[START OF Record excerpts]

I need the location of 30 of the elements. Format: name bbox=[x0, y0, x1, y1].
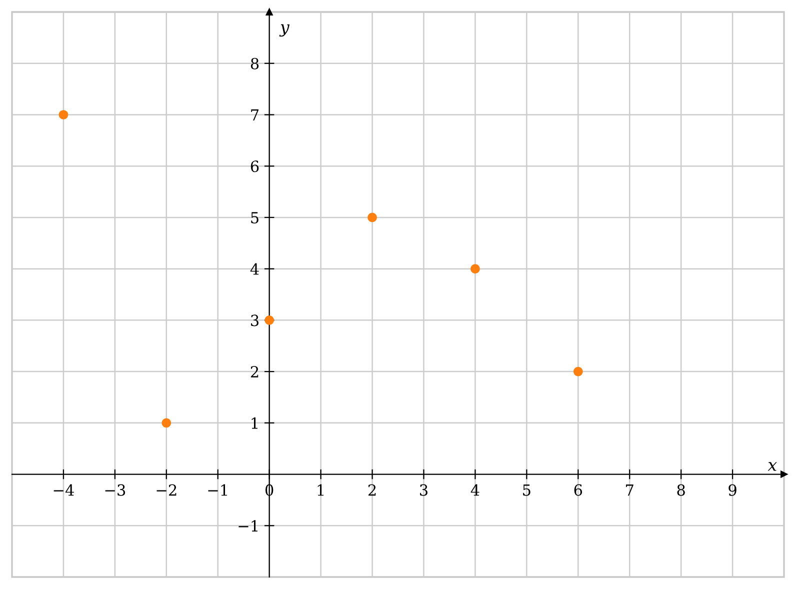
y-tick-label: 2 bbox=[250, 366, 258, 378]
x-axis-title: x bbox=[768, 462, 777, 471]
x-tick-label: 4 bbox=[470, 484, 480, 496]
y-tick-label: −1 bbox=[238, 520, 258, 532]
x-tick-label: 3 bbox=[420, 484, 428, 496]
x-tick-label: 9 bbox=[728, 484, 736, 496]
x-tick-label: 1 bbox=[318, 484, 324, 496]
y-tick-label: 6 bbox=[250, 160, 259, 172]
x-tick-label: 2 bbox=[368, 484, 376, 496]
y-tick-label: 8 bbox=[250, 58, 259, 70]
x-tick-label: −4 bbox=[54, 484, 74, 496]
y-tick-label: 5 bbox=[251, 212, 258, 224]
x-tick-label: 8 bbox=[677, 484, 685, 496]
y-axis-title: y bbox=[279, 24, 290, 37]
y-tick-label: 4 bbox=[250, 263, 259, 275]
x-tick-label: −2 bbox=[156, 484, 176, 496]
point bbox=[368, 212, 377, 222]
x-tick-label: −3 bbox=[105, 484, 126, 496]
point bbox=[58, 110, 68, 120]
point bbox=[573, 366, 583, 376]
y-tick-label: 7 bbox=[251, 109, 259, 121]
y-tick-label: 1 bbox=[252, 417, 258, 429]
x-tick-label: −1 bbox=[208, 484, 227, 496]
y-tick-label: 3 bbox=[251, 314, 258, 326]
point bbox=[470, 264, 480, 274]
x-tick-label: 7 bbox=[626, 484, 634, 496]
point bbox=[162, 418, 172, 428]
point bbox=[264, 316, 274, 325]
x-tick-label: 5 bbox=[523, 484, 530, 496]
x-tick-label: 6 bbox=[574, 484, 582, 496]
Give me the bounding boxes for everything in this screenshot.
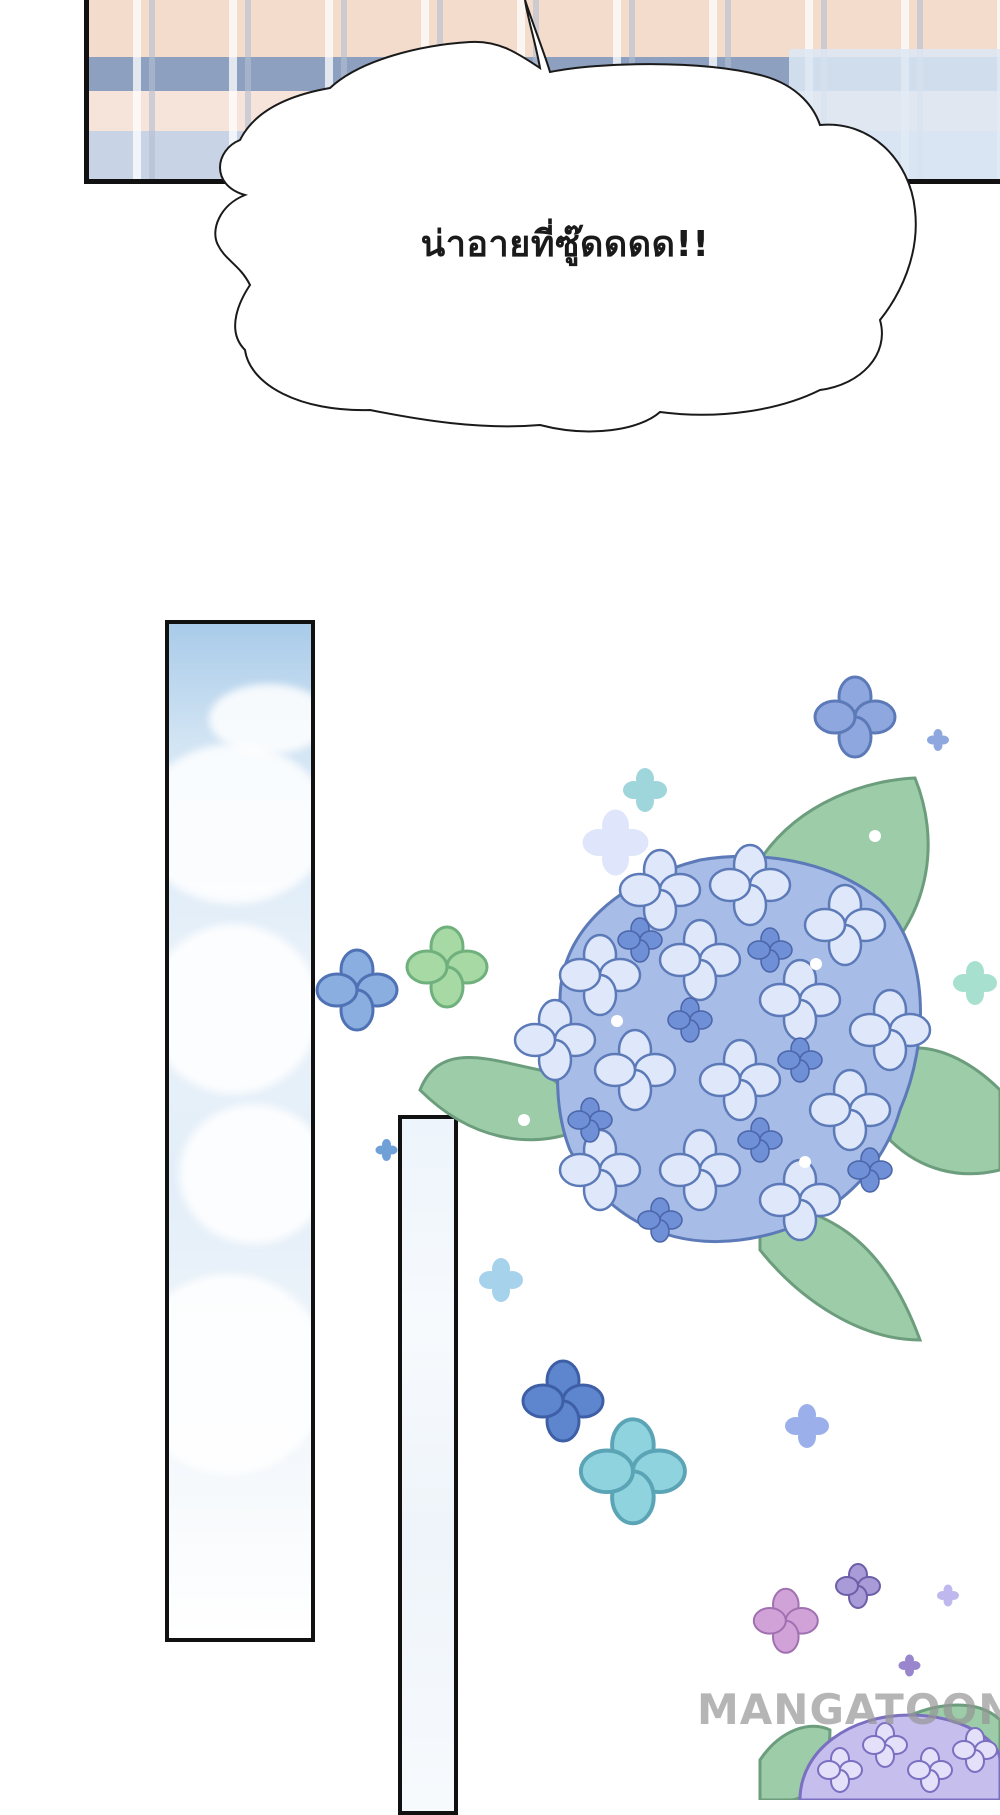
cloud (179, 1104, 311, 1244)
flower-icon (898, 1654, 921, 1677)
flower-icon (521, 1359, 605, 1443)
narrow-panel (398, 1115, 458, 1815)
cloud (169, 1274, 311, 1474)
flower-icon (927, 729, 949, 751)
flower-icon (582, 809, 649, 876)
sky-panel (165, 620, 315, 1642)
flower-icon (405, 925, 489, 1009)
flower-icon (813, 675, 897, 759)
flower-icon (835, 1563, 881, 1609)
flower-icon (785, 1404, 829, 1448)
flower-icon (375, 1139, 398, 1161)
flower-icon (953, 961, 997, 1005)
speech-bubble-text: น่าอายที่ซู๊ดดดด!! (420, 224, 710, 265)
watermark: MANGATOON (697, 1685, 1000, 1734)
flower-icon (752, 1587, 819, 1654)
flower-icon (578, 1417, 687, 1526)
hydrangea-cluster (798, 1713, 1000, 1800)
flower-icon (315, 948, 399, 1032)
flower-icon (479, 1258, 523, 1302)
speech-bubble-outline (214, 0, 917, 433)
flower-icon (937, 1584, 959, 1607)
cloud (169, 744, 311, 904)
hydrangea-cluster (513, 830, 932, 1243)
cloud (169, 924, 311, 1094)
flower-icon (623, 768, 667, 812)
cloud (209, 684, 311, 754)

[END OF Record excerpts]

#### Stated problem:
Can you repeat all of the records above line for line, leaving out the pictures?

#### Answer in full:
I need the location of 30 of the elements. Format: name bbox=[x0, y0, x1, y1].
y-tick-label: 2 bbox=[250, 366, 258, 378]
x-axis-title: x bbox=[768, 462, 777, 471]
x-tick-label: 4 bbox=[470, 484, 480, 496]
y-tick-label: −1 bbox=[238, 520, 258, 532]
x-tick-label: 3 bbox=[420, 484, 428, 496]
x-tick-label: 9 bbox=[728, 484, 736, 496]
x-tick-label: 1 bbox=[318, 484, 324, 496]
y-tick-label: 6 bbox=[250, 160, 259, 172]
x-tick-label: 2 bbox=[368, 484, 376, 496]
y-tick-label: 8 bbox=[250, 58, 259, 70]
x-tick-label: −4 bbox=[54, 484, 74, 496]
y-tick-label: 5 bbox=[251, 212, 258, 224]
x-tick-label: 8 bbox=[677, 484, 685, 496]
y-axis-title: y bbox=[279, 24, 290, 37]
y-tick-label: 4 bbox=[250, 263, 259, 275]
x-tick-label: −2 bbox=[156, 484, 176, 496]
point bbox=[368, 212, 377, 222]
x-tick-label: −3 bbox=[105, 484, 126, 496]
point bbox=[58, 110, 68, 120]
point bbox=[573, 366, 583, 376]
y-tick-label: 7 bbox=[251, 109, 259, 121]
y-tick-label: 1 bbox=[252, 417, 258, 429]
x-tick-label: −1 bbox=[208, 484, 227, 496]
y-tick-label: 3 bbox=[251, 314, 258, 326]
point bbox=[470, 264, 480, 274]
x-tick-label: 7 bbox=[626, 484, 634, 496]
point bbox=[162, 418, 172, 428]
point bbox=[264, 316, 274, 325]
x-tick-label: 5 bbox=[523, 484, 530, 496]
x-tick-label: 6 bbox=[574, 484, 582, 496]
Give me the bounding boxes for everything in this screenshot.
cloud (179, 1104, 311, 1244)
flower-icon (898, 1654, 921, 1677)
flower-icon (521, 1359, 605, 1443)
narrow-panel (398, 1115, 458, 1815)
cloud (169, 1274, 311, 1474)
flower-icon (927, 729, 949, 751)
flower-icon (582, 809, 649, 876)
sky-panel (165, 620, 315, 1642)
flower-icon (405, 925, 489, 1009)
flower-icon (813, 675, 897, 759)
flower-icon (835, 1563, 881, 1609)
flower-icon (785, 1404, 829, 1448)
flower-icon (375, 1139, 398, 1161)
flower-icon (953, 961, 997, 1005)
speech-bubble-text: น่าอายที่ซู๊ดดดด!! (420, 224, 710, 265)
watermark: MANGATOON (697, 1685, 1000, 1734)
flower-icon (752, 1587, 819, 1654)
flower-icon (578, 1417, 687, 1526)
hydrangea-cluster (798, 1713, 1000, 1800)
flower-icon (315, 948, 399, 1032)
flower-icon (479, 1258, 523, 1302)
speech-bubble-outline (214, 0, 917, 433)
flower-icon (937, 1584, 959, 1607)
cloud (169, 744, 311, 904)
hydrangea-cluster (513, 830, 932, 1243)
cloud (169, 924, 311, 1094)
flower-icon (623, 768, 667, 812)
cloud (209, 684, 311, 754)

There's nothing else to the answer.